> [Problem statement]: Go through the material below and copy all lines with "土壤改良".

Records:
※

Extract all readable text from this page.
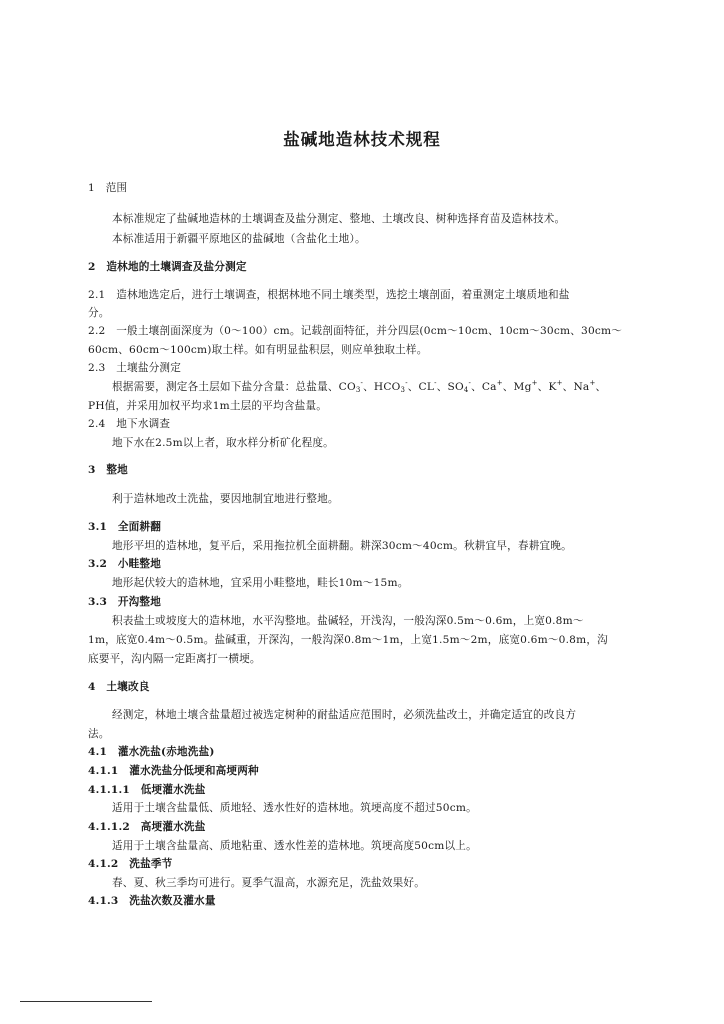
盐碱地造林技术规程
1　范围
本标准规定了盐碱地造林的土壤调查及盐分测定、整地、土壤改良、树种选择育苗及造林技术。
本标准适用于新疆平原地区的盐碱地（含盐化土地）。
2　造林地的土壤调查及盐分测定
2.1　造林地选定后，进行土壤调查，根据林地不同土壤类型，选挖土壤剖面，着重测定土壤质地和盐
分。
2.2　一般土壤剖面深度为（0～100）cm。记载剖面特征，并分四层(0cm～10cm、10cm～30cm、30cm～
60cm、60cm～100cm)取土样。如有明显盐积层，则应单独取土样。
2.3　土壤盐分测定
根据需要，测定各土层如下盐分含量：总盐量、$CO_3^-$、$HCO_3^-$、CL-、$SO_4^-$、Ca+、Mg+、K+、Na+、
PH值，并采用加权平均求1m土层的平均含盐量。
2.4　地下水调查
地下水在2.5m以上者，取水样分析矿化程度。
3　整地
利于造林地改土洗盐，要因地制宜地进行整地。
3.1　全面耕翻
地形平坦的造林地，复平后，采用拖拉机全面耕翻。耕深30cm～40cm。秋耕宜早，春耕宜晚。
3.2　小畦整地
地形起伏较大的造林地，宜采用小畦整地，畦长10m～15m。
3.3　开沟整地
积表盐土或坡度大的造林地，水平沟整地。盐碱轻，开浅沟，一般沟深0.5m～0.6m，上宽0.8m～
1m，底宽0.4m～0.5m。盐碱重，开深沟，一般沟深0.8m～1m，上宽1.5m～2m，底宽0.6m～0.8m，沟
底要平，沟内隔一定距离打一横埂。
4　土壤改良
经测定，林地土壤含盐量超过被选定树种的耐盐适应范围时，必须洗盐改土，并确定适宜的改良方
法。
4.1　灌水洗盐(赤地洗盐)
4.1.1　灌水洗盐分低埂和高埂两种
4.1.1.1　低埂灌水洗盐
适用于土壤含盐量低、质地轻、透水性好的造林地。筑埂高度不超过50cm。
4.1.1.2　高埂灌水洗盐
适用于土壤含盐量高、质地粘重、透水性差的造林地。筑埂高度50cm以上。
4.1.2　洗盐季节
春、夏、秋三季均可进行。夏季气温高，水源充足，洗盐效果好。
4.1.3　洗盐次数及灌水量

※

> [Written response]:
本标准规定了盐碱地造林的土壤调查及盐分测定、整地、土壤改良、树种选择育苗及造林技术。
4　土壤改良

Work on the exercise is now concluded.